* WRITTEN PROBLEM:
Locate all lines in the data below that hold "corresponding" and show them.

* EXCERPTED DATA:
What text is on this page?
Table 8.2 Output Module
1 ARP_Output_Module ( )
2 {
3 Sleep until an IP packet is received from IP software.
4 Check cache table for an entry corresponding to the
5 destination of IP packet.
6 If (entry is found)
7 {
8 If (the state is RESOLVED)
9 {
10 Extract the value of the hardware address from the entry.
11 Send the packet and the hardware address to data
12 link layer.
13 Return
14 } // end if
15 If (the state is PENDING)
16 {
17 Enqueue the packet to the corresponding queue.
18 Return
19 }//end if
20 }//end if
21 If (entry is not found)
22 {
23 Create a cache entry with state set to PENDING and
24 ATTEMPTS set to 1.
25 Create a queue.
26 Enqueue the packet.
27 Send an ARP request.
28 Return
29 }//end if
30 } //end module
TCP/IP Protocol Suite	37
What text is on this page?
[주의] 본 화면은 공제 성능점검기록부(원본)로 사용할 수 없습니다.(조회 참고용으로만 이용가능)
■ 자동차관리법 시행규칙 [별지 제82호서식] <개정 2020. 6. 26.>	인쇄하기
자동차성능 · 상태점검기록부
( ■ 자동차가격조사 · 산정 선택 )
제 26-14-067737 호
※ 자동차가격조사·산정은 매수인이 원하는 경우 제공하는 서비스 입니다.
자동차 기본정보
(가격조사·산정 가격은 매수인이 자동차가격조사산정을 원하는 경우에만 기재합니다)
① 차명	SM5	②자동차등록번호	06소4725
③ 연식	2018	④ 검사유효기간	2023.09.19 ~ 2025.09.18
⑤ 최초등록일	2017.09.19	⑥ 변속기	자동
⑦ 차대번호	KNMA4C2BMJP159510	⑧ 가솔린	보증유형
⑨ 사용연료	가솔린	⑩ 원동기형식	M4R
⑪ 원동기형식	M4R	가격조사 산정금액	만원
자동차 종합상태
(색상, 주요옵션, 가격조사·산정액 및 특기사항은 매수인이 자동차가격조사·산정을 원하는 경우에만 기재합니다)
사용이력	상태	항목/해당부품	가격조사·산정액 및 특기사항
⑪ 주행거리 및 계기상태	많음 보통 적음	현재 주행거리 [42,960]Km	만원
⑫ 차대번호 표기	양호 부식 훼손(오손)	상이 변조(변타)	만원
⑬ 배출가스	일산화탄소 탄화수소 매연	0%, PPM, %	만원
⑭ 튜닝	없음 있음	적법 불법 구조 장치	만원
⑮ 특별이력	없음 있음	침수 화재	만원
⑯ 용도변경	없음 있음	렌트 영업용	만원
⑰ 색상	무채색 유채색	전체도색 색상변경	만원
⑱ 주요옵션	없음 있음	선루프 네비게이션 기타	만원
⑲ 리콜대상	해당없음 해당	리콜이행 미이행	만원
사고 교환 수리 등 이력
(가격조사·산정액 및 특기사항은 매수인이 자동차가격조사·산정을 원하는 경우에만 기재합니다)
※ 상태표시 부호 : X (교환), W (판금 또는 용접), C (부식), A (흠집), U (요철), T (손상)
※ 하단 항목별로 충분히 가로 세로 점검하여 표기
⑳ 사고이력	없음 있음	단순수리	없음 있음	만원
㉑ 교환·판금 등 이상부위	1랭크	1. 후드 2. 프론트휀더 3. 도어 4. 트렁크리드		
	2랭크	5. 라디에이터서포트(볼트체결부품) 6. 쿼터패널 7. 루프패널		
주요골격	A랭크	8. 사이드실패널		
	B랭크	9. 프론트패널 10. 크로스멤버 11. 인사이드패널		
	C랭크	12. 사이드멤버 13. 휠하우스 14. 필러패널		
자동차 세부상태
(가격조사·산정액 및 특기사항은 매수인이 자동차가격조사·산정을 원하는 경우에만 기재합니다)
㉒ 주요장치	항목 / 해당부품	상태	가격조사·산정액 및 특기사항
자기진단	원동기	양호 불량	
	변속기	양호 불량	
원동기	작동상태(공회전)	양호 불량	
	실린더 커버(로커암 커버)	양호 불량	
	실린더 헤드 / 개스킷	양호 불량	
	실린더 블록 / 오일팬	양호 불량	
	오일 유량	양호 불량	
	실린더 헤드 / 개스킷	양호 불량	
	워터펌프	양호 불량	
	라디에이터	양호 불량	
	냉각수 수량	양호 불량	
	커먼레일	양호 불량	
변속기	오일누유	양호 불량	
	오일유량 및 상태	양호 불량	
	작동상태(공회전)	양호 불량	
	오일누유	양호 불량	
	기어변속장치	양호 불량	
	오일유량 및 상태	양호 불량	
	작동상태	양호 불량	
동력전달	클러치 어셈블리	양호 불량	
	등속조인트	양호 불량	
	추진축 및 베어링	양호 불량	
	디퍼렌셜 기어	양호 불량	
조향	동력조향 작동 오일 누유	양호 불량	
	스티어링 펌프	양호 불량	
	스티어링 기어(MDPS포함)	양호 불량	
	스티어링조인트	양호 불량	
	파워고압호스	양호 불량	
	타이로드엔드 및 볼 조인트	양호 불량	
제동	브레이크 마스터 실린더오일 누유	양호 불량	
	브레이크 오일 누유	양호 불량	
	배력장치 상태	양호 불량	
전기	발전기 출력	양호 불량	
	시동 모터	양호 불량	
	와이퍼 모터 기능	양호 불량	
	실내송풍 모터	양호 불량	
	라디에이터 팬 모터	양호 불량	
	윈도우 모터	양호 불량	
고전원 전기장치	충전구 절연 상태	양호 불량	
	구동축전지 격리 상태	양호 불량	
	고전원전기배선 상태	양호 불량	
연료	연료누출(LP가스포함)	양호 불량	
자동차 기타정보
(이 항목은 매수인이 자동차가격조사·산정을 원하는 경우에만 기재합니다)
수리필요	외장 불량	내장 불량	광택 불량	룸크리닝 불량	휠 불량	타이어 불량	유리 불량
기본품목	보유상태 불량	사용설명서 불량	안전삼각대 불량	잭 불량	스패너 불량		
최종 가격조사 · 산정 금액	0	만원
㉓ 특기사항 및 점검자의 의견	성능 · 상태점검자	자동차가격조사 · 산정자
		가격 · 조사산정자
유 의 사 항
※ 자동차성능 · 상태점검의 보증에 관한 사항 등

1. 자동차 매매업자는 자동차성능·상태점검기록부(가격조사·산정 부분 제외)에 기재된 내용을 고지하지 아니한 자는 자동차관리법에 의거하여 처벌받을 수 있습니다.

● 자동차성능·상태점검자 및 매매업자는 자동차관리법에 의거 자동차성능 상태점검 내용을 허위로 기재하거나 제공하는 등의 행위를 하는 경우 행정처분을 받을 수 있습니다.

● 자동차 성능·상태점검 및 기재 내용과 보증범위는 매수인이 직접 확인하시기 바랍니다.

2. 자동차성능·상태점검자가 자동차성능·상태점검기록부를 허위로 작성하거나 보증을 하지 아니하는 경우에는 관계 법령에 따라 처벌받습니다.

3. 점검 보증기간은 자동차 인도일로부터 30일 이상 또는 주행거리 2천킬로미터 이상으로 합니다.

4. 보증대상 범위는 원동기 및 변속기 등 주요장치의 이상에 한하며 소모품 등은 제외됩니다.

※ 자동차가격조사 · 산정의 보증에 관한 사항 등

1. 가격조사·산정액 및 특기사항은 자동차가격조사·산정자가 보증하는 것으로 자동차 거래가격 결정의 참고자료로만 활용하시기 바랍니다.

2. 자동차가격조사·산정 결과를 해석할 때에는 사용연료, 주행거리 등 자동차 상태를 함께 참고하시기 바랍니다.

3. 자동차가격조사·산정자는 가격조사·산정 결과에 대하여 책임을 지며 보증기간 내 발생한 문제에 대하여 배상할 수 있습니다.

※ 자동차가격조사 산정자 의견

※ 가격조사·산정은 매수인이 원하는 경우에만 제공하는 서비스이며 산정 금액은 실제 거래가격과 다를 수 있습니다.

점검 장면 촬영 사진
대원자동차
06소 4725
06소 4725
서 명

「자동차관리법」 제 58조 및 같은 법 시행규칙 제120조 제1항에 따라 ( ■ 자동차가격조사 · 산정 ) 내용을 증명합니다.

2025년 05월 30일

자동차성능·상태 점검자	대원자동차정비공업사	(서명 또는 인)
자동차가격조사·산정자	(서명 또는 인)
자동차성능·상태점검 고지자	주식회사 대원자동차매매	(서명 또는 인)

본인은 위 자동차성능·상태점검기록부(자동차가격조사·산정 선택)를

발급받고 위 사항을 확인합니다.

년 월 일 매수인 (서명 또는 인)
==
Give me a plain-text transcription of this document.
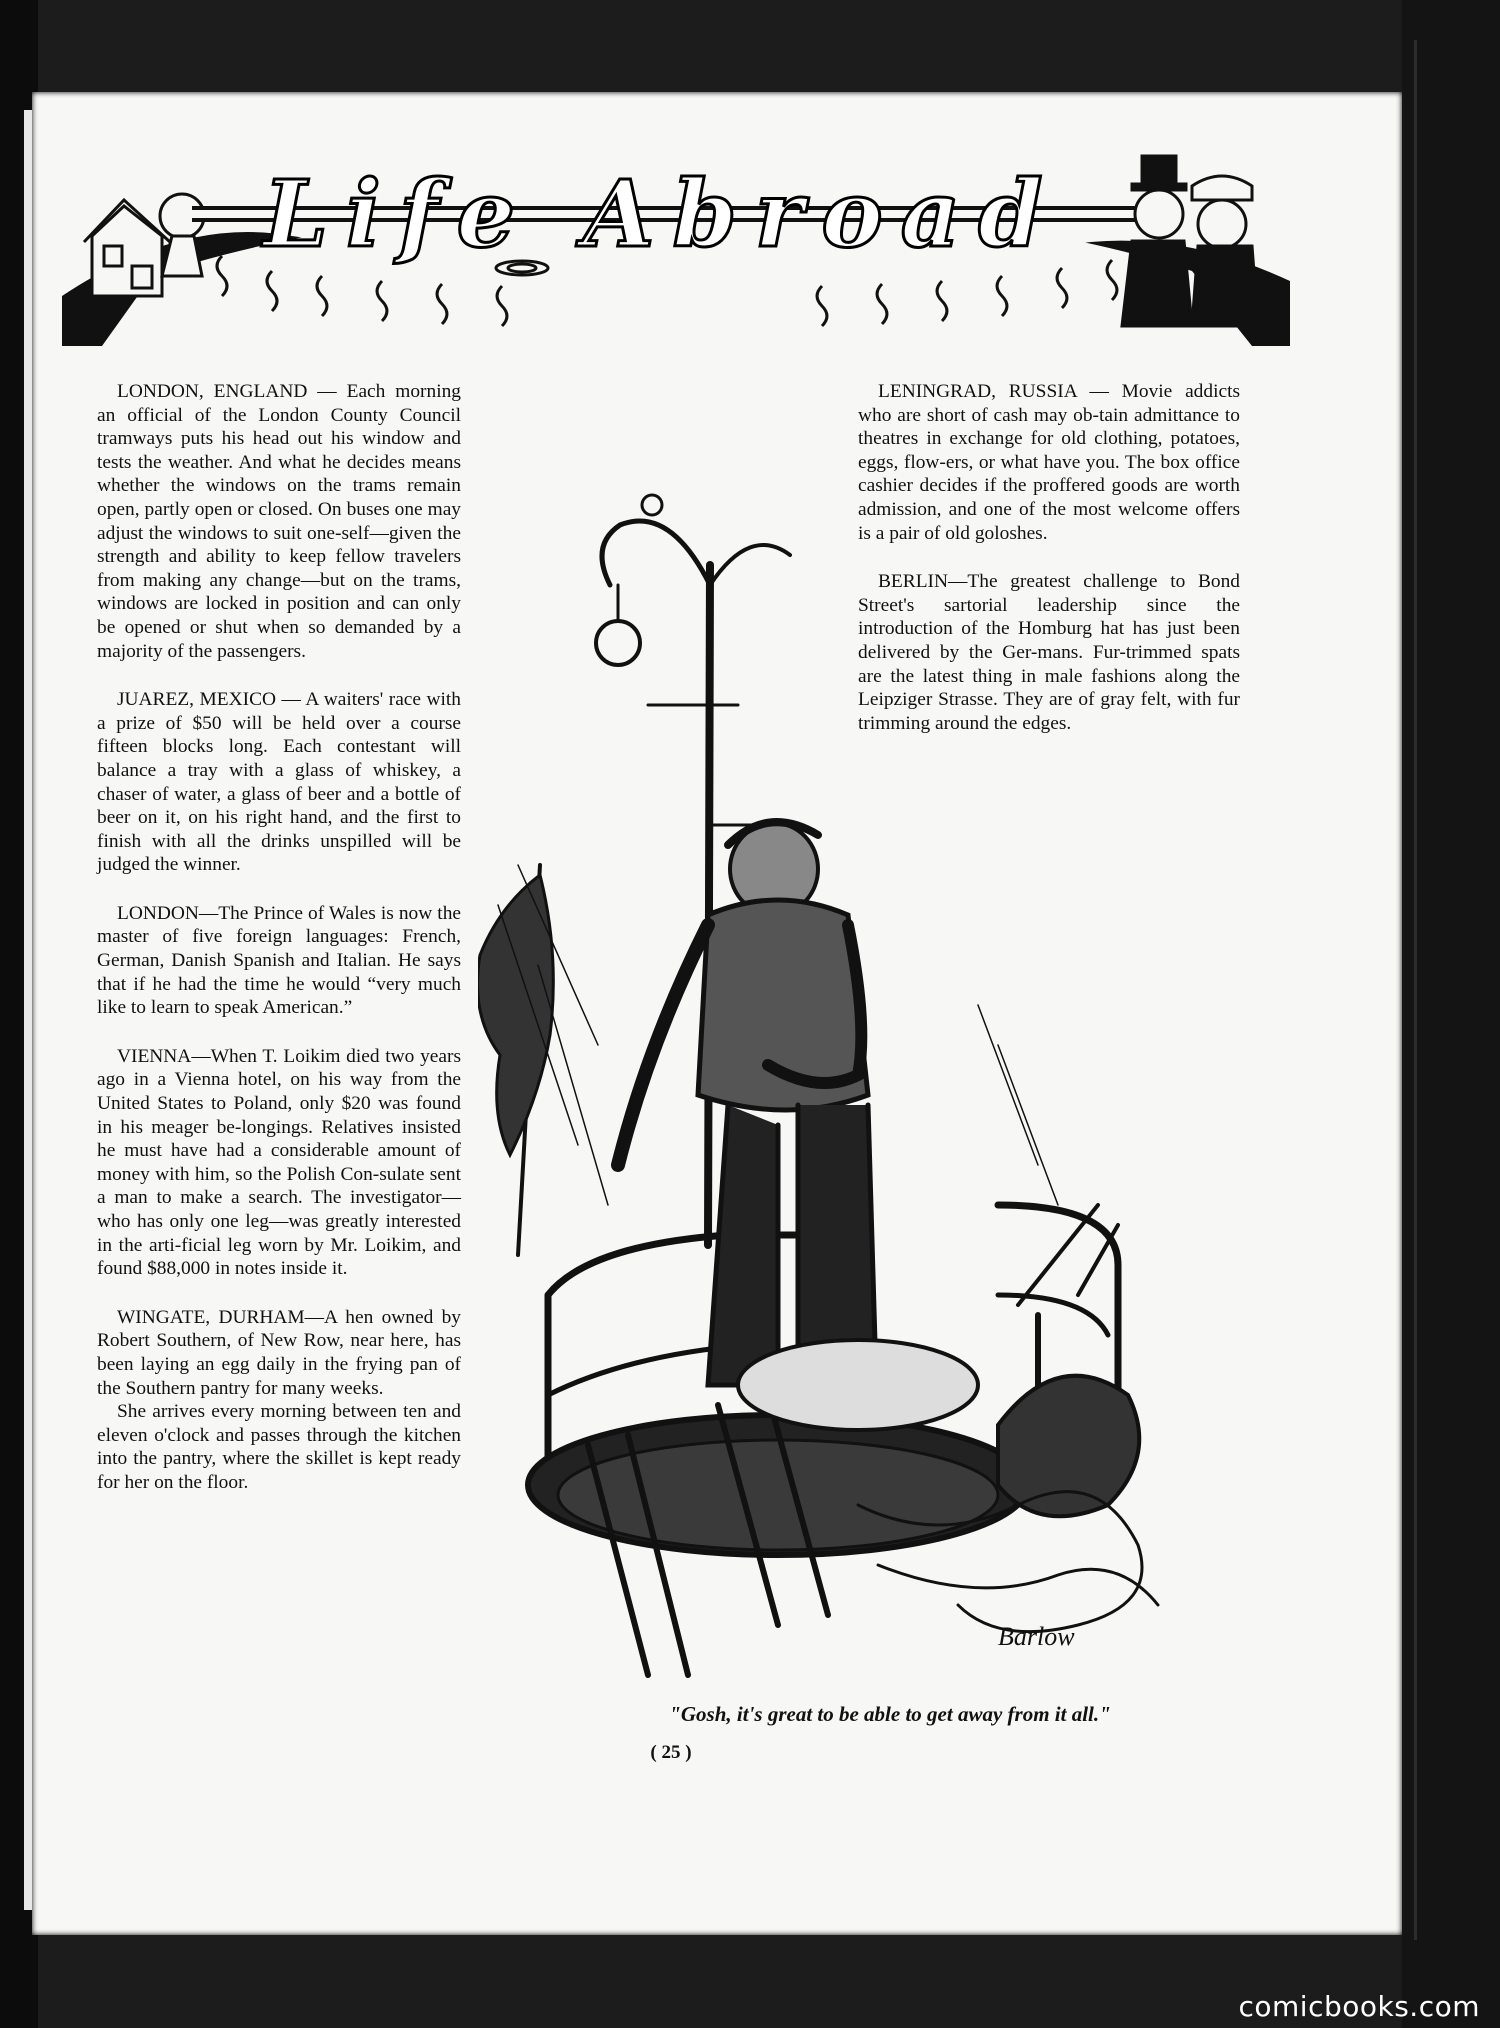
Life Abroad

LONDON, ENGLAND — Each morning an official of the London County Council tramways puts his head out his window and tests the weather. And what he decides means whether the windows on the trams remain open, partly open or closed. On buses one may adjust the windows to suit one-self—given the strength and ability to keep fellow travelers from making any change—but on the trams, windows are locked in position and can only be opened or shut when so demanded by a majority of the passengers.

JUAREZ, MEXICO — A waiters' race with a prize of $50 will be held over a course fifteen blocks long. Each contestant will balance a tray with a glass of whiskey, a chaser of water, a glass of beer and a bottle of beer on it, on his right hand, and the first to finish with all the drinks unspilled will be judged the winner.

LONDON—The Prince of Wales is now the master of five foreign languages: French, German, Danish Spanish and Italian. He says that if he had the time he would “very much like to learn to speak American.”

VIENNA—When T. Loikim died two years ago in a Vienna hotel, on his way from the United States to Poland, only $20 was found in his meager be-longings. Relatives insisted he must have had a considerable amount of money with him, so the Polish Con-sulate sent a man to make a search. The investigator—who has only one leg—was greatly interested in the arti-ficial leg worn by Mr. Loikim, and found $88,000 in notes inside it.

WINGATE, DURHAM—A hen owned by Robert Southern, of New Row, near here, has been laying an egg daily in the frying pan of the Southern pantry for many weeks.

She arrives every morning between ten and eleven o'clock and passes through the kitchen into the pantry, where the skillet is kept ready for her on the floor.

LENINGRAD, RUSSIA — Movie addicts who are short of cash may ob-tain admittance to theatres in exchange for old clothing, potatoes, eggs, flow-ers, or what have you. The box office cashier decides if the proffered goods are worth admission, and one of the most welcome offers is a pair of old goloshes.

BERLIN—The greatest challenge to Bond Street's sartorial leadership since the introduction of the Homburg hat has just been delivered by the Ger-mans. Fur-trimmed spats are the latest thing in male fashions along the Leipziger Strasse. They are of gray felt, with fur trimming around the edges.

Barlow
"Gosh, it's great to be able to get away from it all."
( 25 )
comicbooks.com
...
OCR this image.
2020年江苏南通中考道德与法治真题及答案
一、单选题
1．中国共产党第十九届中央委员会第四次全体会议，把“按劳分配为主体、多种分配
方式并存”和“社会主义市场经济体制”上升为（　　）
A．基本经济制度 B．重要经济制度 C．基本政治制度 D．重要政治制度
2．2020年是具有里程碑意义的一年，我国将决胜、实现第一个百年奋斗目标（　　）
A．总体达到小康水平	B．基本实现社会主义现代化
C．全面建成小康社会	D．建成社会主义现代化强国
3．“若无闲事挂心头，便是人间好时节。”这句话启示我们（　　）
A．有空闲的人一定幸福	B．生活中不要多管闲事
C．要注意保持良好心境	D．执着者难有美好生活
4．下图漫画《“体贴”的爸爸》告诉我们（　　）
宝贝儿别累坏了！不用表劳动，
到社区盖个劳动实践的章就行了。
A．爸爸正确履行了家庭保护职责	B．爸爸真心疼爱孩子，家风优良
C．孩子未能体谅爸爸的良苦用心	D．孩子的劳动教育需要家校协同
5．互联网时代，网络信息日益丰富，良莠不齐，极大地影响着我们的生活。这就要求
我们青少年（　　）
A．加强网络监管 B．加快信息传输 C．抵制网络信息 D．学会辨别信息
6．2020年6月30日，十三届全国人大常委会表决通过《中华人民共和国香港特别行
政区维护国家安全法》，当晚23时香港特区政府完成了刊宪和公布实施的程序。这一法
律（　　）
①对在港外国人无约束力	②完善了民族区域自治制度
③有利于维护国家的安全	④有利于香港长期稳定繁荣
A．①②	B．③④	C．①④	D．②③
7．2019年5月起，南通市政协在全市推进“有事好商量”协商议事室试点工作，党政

* SOLUTION TO THIS TASK:
4 Check cache table for an entry corresponding to the
17 Enqueue the packet to the corresponding queue.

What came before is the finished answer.